- JOB:
Quote the entries in full, character for character, without their images.

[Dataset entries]

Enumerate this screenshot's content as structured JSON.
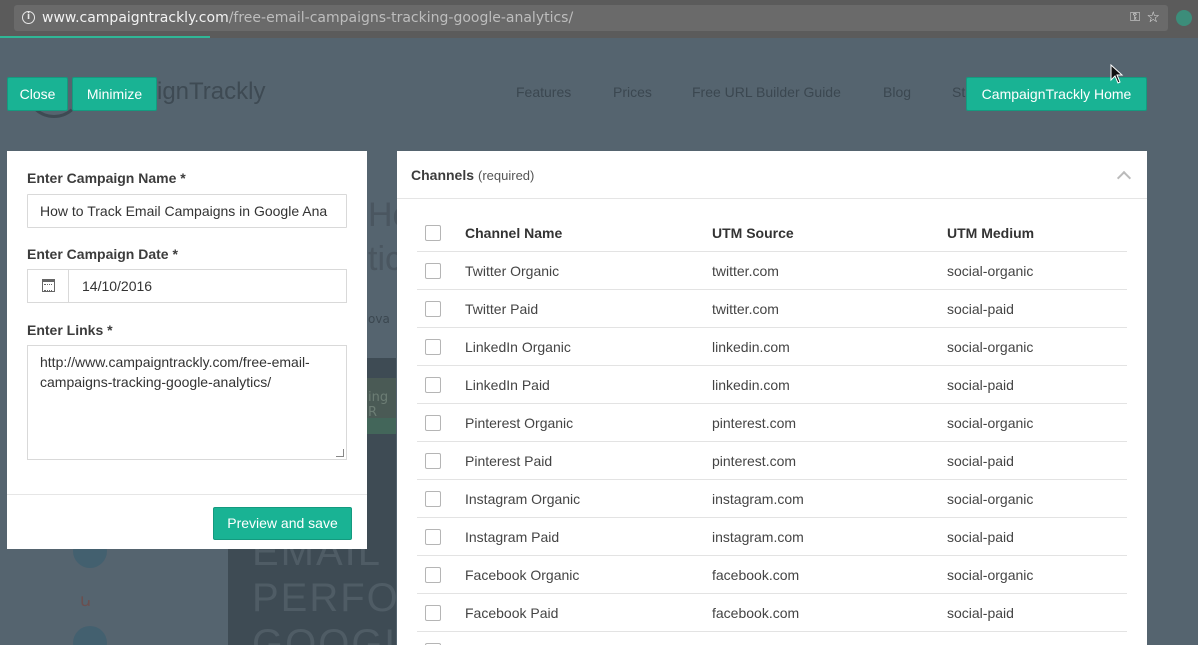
{
  "browser": {
    "url_host": "www.campaigntrackly.com",
    "url_path": "/free-email-campaigns-tracking-google-analytics/"
  },
  "background": {
    "logo_text": "ignTrackly",
    "nav": [
      "Features",
      "Prices",
      "Free URL Builder Guide",
      "Blog",
      "St"
    ],
    "title_lines": [
      "Ho",
      "tic"
    ],
    "author_fragment": "ova",
    "banner_fragment": "ing R",
    "hero_lines": [
      "T",
      "EMAIL",
      "PERFO",
      "GOOGL"
    ]
  },
  "buttons": {
    "close": "Close",
    "minimize": "Minimize",
    "home": "CampaignTrackly Home",
    "preview": "Preview and save"
  },
  "form": {
    "campaign_name_label": "Enter Campaign Name *",
    "campaign_name_value": "How to Track Email Campaigns in Google Ana",
    "campaign_date_label": "Enter Campaign Date *",
    "campaign_date_value": "14/10/2016",
    "links_label": "Enter Links *",
    "links_value": "http://www.campaigntrackly.com/free-email-campaigns-tracking-google-analytics/"
  },
  "channels": {
    "title": "Channels",
    "subtitle": "(required)",
    "columns": [
      "Channel Name",
      "UTM Source",
      "UTM Medium"
    ],
    "rows": [
      {
        "name": "Twitter Organic",
        "source": "twitter.com",
        "medium": "social-organic"
      },
      {
        "name": "Twitter Paid",
        "source": "twitter.com",
        "medium": "social-paid"
      },
      {
        "name": "LinkedIn Organic",
        "source": "linkedin.com",
        "medium": "social-organic"
      },
      {
        "name": "LinkedIn Paid",
        "source": "linkedin.com",
        "medium": "social-paid"
      },
      {
        "name": "Pinterest Organic",
        "source": "pinterest.com",
        "medium": "social-organic"
      },
      {
        "name": "Pinterest Paid",
        "source": "pinterest.com",
        "medium": "social-paid"
      },
      {
        "name": "Instagram Organic",
        "source": "instagram.com",
        "medium": "social-organic"
      },
      {
        "name": "Instagram Paid",
        "source": "instagram.com",
        "medium": "social-paid"
      },
      {
        "name": "Facebook Organic",
        "source": "facebook.com",
        "medium": "social-organic"
      },
      {
        "name": "Facebook Paid",
        "source": "facebook.com",
        "medium": "social-paid"
      }
    ]
  },
  "colors": {
    "accent": "#19b394",
    "overlay": "#55646f"
  }
}
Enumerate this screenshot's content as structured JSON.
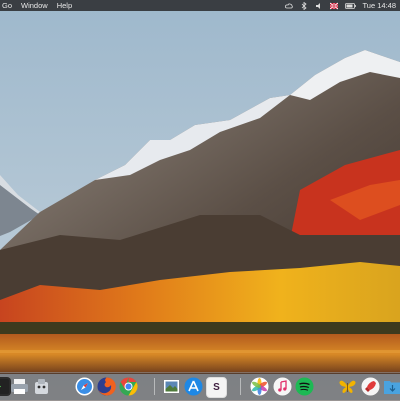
{
  "menubar": {
    "items": [
      "Go",
      "Window",
      "Help"
    ],
    "time": "Tue 14:48",
    "status_icons": [
      "creative-cloud-icon",
      "bluetooth-icon",
      "volume-icon",
      "flag-icon",
      "battery-icon"
    ]
  },
  "dock": {
    "apps": [
      {
        "name": "Terminal",
        "icon": "terminal-icon",
        "color": "#2b2b2b"
      },
      {
        "name": "Printer",
        "icon": "printer-icon",
        "color": "#b7bcc4"
      },
      {
        "name": "Automator",
        "icon": "automator-icon",
        "color": "#d9dde3"
      },
      {
        "name": "Safari",
        "icon": "safari-icon",
        "color": "#3a8ee6"
      },
      {
        "name": "Firefox",
        "icon": "firefox-icon",
        "color": "#f0611e"
      },
      {
        "name": "Chrome",
        "icon": "chrome-icon",
        "color": "#e8453c"
      },
      {
        "name": "Preview",
        "icon": "preview-icon",
        "color": "#7f9ab8"
      },
      {
        "name": "App Store",
        "icon": "app-store-icon",
        "color": "#1e88e5"
      },
      {
        "name": "Slack",
        "icon": "slack-icon",
        "color": "#f4f4f4",
        "label": "S"
      },
      {
        "name": "Photos",
        "icon": "photos-icon",
        "color": "#f7f7f7"
      },
      {
        "name": "iTunes",
        "icon": "itunes-icon",
        "color": "#f3f3f3"
      },
      {
        "name": "Spotify",
        "icon": "spotify-icon",
        "color": "#1db954"
      },
      {
        "name": "Tes",
        "icon": "butterfly-icon",
        "color": "#f2b300"
      },
      {
        "name": "Shuttle",
        "icon": "rocket-icon",
        "color": "#e03a3a"
      },
      {
        "name": "Downloads",
        "icon": "downloads-folder-icon",
        "color": "#4aa3df"
      }
    ]
  },
  "colors": {
    "menubar_bg": "#2a2a2c",
    "dock_bg": "#463e3c"
  }
}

- OUTPUT OF THE TASK:
Enumerate this screenshot's content as structured JSON.
{
  "browser": {
    "url_host": "www.campaigntrackly.com",
    "url_path": "/free-email-campaigns-tracking-google-analytics/"
  },
  "background": {
    "logo_text": "ignTrackly",
    "nav": [
      "Features",
      "Prices",
      "Free URL Builder Guide",
      "Blog",
      "St"
    ],
    "title_lines": [
      "Ho",
      "tic"
    ],
    "author_fragment": "ova",
    "banner_fragment": "ing R",
    "hero_lines": [
      "T",
      "EMAIL",
      "PERFO",
      "GOOGL"
    ]
  },
  "buttons": {
    "close": "Close",
    "minimize": "Minimize",
    "home": "CampaignTrackly Home",
    "preview": "Preview and save"
  },
  "form": {
    "campaign_name_label": "Enter Campaign Name *",
    "campaign_name_value": "How to Track Email Campaigns in Google Ana",
    "campaign_date_label": "Enter Campaign Date *",
    "campaign_date_value": "14/10/2016",
    "links_label": "Enter Links *",
    "links_value": "http://www.campaigntrackly.com/free-email-campaigns-tracking-google-analytics/"
  },
  "channels": {
    "title": "Channels",
    "subtitle": "(required)",
    "columns": [
      "Channel Name",
      "UTM Source",
      "UTM Medium"
    ],
    "rows": [
      {
        "name": "Twitter Organic",
        "source": "twitter.com",
        "medium": "social-organic"
      },
      {
        "name": "Twitter Paid",
        "source": "twitter.com",
        "medium": "social-paid"
      },
      {
        "name": "LinkedIn Organic",
        "source": "linkedin.com",
        "medium": "social-organic"
      },
      {
        "name": "LinkedIn Paid",
        "source": "linkedin.com",
        "medium": "social-paid"
      },
      {
        "name": "Pinterest Organic",
        "source": "pinterest.com",
        "medium": "social-organic"
      },
      {
        "name": "Pinterest Paid",
        "source": "pinterest.com",
        "medium": "social-paid"
      },
      {
        "name": "Instagram Organic",
        "source": "instagram.com",
        "medium": "social-organic"
      },
      {
        "name": "Instagram Paid",
        "source": "instagram.com",
        "medium": "social-paid"
      },
      {
        "name": "Facebook Organic",
        "source": "facebook.com",
        "medium": "social-organic"
      },
      {
        "name": "Facebook Paid",
        "source": "facebook.com",
        "medium": "social-paid"
      }
    ]
  },
  "colors": {
    "accent": "#19b394",
    "overlay": "#55646f"
  }
}
Enumerate this screenshot's content as structured JSON.
{
  "menubar": {
    "items": [
      "Go",
      "Window",
      "Help"
    ],
    "time": "Tue 14:48",
    "status_icons": [
      "creative-cloud-icon",
      "bluetooth-icon",
      "volume-icon",
      "flag-icon",
      "battery-icon"
    ]
  },
  "dock": {
    "apps": [
      {
        "name": "Terminal",
        "icon": "terminal-icon",
        "color": "#2b2b2b"
      },
      {
        "name": "Printer",
        "icon": "printer-icon",
        "color": "#b7bcc4"
      },
      {
        "name": "Automator",
        "icon": "automator-icon",
        "color": "#d9dde3"
      },
      {
        "name": "Safari",
        "icon": "safari-icon",
        "color": "#3a8ee6"
      },
      {
        "name": "Firefox",
        "icon": "firefox-icon",
        "color": "#f0611e"
      },
      {
        "name": "Chrome",
        "icon": "chrome-icon",
        "color": "#e8453c"
      },
      {
        "name": "Preview",
        "icon": "preview-icon",
        "color": "#7f9ab8"
      },
      {
        "name": "App Store",
        "icon": "app-store-icon",
        "color": "#1e88e5"
      },
      {
        "name": "Slack",
        "icon": "slack-icon",
        "color": "#f4f4f4",
        "label": "S"
      },
      {
        "name": "Photos",
        "icon": "photos-icon",
        "color": "#f7f7f7"
      },
      {
        "name": "iTunes",
        "icon": "itunes-icon",
        "color": "#f3f3f3"
      },
      {
        "name": "Spotify",
        "icon": "spotify-icon",
        "color": "#1db954"
      },
      {
        "name": "Tes",
        "icon": "butterfly-icon",
        "color": "#f2b300"
      },
      {
        "name": "Shuttle",
        "icon": "rocket-icon",
        "color": "#e03a3a"
      },
      {
        "name": "Downloads",
        "icon": "downloads-folder-icon",
        "color": "#4aa3df"
      }
    ]
  },
  "colors": {
    "menubar_bg": "#2a2a2c",
    "dock_bg": "#463e3c"
  }
}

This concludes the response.